Exercise task: Check each line of the listing, and copy it if it contains the word "ENDIVES".

(Collected data entries)
^^^^^^^^^^^^^^^^

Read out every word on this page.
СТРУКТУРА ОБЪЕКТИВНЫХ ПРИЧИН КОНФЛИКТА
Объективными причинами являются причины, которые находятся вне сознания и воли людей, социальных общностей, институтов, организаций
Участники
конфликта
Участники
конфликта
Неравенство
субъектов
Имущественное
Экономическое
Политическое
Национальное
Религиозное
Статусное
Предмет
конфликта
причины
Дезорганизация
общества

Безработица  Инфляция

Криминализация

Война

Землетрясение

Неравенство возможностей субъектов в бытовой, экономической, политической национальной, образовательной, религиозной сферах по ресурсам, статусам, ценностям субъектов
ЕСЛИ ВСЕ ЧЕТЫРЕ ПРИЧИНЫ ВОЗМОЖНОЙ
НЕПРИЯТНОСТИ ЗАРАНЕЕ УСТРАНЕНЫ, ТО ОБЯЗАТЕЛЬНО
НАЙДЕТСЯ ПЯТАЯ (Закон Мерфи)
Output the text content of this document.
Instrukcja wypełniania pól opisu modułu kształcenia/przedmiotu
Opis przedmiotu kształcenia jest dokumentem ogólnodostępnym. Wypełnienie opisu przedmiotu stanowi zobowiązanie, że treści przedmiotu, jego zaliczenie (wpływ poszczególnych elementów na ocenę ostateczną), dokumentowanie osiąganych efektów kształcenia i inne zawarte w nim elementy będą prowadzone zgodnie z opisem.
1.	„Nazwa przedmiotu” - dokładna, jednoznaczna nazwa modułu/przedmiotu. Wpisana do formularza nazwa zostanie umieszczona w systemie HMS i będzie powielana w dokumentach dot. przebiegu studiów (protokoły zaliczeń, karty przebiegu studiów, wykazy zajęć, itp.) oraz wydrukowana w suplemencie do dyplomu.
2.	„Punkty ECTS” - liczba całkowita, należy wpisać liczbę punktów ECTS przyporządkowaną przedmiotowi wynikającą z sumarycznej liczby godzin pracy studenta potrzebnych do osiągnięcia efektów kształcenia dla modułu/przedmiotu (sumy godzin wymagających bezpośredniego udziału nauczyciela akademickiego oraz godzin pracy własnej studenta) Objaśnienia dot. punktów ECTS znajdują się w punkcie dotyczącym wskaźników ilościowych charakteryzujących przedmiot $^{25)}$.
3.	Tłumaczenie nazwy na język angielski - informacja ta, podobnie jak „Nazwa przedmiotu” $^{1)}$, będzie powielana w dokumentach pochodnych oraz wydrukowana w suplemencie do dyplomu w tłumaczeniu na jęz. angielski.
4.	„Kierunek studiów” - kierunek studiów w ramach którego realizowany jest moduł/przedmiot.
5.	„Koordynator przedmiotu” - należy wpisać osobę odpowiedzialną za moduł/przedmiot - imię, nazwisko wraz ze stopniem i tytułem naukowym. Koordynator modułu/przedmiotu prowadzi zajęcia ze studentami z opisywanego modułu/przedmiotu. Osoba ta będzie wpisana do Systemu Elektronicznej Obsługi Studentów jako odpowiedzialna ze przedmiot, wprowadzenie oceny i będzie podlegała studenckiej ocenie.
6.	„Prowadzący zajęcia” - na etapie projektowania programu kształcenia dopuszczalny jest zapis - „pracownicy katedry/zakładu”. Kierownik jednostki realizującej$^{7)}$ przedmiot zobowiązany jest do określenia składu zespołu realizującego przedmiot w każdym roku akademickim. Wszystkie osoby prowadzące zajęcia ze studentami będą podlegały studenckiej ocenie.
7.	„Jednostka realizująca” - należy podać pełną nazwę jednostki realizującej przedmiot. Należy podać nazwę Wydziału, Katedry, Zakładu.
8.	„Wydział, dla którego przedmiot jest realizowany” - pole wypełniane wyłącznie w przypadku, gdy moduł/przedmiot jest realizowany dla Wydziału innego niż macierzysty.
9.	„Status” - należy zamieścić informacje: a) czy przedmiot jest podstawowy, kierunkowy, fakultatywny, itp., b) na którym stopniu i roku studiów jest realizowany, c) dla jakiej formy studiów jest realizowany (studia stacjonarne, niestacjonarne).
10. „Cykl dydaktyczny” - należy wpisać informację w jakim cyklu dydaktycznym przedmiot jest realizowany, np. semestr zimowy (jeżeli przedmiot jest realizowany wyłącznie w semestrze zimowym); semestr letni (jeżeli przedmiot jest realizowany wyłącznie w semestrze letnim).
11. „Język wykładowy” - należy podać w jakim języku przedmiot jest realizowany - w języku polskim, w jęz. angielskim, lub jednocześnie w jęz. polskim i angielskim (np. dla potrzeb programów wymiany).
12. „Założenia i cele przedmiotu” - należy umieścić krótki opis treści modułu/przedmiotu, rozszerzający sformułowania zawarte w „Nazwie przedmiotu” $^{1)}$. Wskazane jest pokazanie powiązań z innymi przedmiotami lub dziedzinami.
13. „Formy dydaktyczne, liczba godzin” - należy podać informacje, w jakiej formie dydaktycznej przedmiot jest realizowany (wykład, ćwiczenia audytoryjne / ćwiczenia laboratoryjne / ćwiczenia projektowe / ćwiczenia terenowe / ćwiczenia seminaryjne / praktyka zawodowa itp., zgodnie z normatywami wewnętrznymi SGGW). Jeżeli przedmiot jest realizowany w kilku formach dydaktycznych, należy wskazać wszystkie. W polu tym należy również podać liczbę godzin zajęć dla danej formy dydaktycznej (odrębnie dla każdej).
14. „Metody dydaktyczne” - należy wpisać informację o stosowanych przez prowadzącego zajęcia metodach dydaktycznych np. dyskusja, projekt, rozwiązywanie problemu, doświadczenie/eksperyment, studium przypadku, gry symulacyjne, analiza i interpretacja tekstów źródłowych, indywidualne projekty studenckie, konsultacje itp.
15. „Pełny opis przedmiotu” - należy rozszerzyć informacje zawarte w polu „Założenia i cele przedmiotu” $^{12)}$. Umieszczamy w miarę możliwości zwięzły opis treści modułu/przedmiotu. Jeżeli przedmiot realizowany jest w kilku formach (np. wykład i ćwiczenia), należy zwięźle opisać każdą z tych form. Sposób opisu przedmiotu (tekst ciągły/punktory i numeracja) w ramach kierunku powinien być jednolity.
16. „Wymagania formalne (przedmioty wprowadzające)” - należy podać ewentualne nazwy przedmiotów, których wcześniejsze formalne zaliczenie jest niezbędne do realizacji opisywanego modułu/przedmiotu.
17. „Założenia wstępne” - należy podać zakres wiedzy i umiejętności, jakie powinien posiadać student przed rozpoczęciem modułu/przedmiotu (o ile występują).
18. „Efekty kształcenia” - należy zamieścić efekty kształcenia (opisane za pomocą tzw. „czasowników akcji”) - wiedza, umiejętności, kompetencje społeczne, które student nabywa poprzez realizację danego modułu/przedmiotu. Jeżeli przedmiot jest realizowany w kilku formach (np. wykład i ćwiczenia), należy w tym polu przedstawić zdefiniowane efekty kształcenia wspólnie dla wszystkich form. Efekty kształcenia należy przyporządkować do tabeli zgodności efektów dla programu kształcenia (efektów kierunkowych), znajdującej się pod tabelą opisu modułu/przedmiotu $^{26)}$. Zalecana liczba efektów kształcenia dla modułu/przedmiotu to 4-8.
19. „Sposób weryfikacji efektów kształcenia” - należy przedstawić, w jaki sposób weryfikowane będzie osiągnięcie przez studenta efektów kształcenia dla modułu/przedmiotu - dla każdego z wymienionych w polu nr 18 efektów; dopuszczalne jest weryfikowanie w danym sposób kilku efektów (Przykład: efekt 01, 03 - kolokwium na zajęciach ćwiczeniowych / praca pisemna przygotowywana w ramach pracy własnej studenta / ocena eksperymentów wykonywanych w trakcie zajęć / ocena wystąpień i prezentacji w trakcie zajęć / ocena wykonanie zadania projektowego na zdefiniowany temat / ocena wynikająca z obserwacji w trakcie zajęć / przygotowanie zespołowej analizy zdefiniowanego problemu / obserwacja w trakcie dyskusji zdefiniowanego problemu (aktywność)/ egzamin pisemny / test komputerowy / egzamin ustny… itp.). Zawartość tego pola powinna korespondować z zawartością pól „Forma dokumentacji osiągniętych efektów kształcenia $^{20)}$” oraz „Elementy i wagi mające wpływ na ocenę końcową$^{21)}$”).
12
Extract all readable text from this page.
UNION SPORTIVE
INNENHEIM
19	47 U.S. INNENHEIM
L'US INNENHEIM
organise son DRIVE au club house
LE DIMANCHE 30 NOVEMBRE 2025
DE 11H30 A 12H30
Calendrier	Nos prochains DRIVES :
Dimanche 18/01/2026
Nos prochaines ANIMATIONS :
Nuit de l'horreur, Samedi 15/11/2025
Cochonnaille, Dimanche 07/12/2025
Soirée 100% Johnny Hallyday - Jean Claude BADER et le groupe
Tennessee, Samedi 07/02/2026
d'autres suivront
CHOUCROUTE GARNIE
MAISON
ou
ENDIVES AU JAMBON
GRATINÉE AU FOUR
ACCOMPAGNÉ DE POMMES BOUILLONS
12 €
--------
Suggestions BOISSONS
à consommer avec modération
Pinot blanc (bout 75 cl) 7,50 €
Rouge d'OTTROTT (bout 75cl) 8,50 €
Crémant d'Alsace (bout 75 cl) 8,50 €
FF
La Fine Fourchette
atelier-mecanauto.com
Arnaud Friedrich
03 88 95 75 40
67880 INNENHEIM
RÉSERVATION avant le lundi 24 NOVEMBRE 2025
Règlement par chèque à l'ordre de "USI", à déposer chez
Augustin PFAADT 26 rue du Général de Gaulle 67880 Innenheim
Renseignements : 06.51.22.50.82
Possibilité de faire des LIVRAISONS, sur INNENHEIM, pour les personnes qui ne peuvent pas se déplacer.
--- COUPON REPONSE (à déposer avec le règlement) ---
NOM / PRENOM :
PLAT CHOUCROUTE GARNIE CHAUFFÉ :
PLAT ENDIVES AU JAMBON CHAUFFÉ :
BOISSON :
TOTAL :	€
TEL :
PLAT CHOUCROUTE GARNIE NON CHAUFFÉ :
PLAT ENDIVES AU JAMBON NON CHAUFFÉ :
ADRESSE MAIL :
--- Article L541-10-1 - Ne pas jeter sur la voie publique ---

^^^^^^^^^^^^^^^^

Correct output:
ENDIVES AU JAMBON
PLAT ENDIVES AU JAMBON CHAUFFÉ :
PLAT ENDIVES AU JAMBON NON CHAUFFÉ :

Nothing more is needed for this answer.